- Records

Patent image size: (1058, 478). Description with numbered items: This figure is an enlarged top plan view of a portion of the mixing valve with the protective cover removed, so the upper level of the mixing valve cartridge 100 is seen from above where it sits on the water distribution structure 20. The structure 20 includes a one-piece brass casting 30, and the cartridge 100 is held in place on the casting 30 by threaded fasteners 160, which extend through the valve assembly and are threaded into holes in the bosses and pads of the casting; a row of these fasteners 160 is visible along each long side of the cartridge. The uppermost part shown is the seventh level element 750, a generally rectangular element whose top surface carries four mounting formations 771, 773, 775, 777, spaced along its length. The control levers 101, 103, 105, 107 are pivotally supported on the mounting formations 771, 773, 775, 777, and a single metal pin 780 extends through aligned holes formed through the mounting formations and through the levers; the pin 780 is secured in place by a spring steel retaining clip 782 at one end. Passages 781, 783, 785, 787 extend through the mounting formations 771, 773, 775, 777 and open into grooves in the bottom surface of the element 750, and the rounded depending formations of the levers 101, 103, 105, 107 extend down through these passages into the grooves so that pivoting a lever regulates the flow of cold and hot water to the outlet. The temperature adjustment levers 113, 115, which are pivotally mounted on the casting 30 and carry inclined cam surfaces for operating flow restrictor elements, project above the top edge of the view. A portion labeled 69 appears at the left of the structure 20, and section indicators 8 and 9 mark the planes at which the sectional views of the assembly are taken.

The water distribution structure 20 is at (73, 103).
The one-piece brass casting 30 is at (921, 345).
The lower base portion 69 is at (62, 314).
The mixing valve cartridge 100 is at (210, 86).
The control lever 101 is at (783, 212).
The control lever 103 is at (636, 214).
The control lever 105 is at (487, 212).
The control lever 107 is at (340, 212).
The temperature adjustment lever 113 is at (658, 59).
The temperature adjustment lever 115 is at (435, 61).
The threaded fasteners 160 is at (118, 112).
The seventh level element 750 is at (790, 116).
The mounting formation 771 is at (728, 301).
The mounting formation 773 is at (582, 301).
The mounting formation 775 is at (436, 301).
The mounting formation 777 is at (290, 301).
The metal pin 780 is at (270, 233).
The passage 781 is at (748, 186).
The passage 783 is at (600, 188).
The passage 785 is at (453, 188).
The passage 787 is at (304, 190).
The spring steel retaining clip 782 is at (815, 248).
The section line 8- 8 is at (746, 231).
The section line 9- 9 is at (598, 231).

- TO BE DONE
Copy word for word every line from the start of the entries through the line that contains "The control lever 105 is at (487, 212).", including that line.

- RESPONSE
Patent image size: (1058, 478). Description with numbered items: This figure is an enlarged top plan view of a portion of the mixing valve with the protective cover removed, so the upper level of the mixing valve cartridge 100 is seen from above where it sits on the water distribution structure 20. The structure 20 includes a one-piece brass casting 30, and the cartridge 100 is held in place on the casting 30 by threaded fasteners 160, which extend through the valve assembly and are threaded into holes in the bosses and pads of the casting; a row of these fasteners 160 is visible along each long side of the cartridge. The uppermost part shown is the seventh level element 750, a generally rectangular element whose top surface carries four mounting formations 771, 773, 775, 777, spaced along its length. The control levers 101, 103, 105, 107 are pivotally supported on the mounting formations 771, 773, 775, 777, and a single metal pin 780 extends through aligned holes formed through the mounting formations and through the levers; the pin 780 is secured in place by a spring steel retaining clip 782 at one end. Passages 781, 783, 785, 787 extend through the mounting formations 771, 773, 775, 777 and open into grooves in the bottom surface of the element 750, and the rounded depending formations of the levers 101, 103, 105, 107 extend down through these passages into the grooves so that pivoting a lever regulates the flow of cold and hot water to the outlet. The temperature adjustment levers 113, 115, which are pivotally mounted on the casting 30 and carry inclined cam surfaces for operating flow restrictor elements, project above the top edge of the view. A portion labeled 69 appears at the left of the structure 20, and section indicators 8 and 9 mark the planes at which the sectional views of the assembly are taken.

The water distribution structure 20 is at (73, 103).
The one-piece brass casting 30 is at (921, 345).
The lower base portion 69 is at (62, 314).
The mixing valve cartridge 100 is at (210, 86).
The control lever 101 is at (783, 212).
The control lever 103 is at (636, 214).
The control lever 105 is at (487, 212).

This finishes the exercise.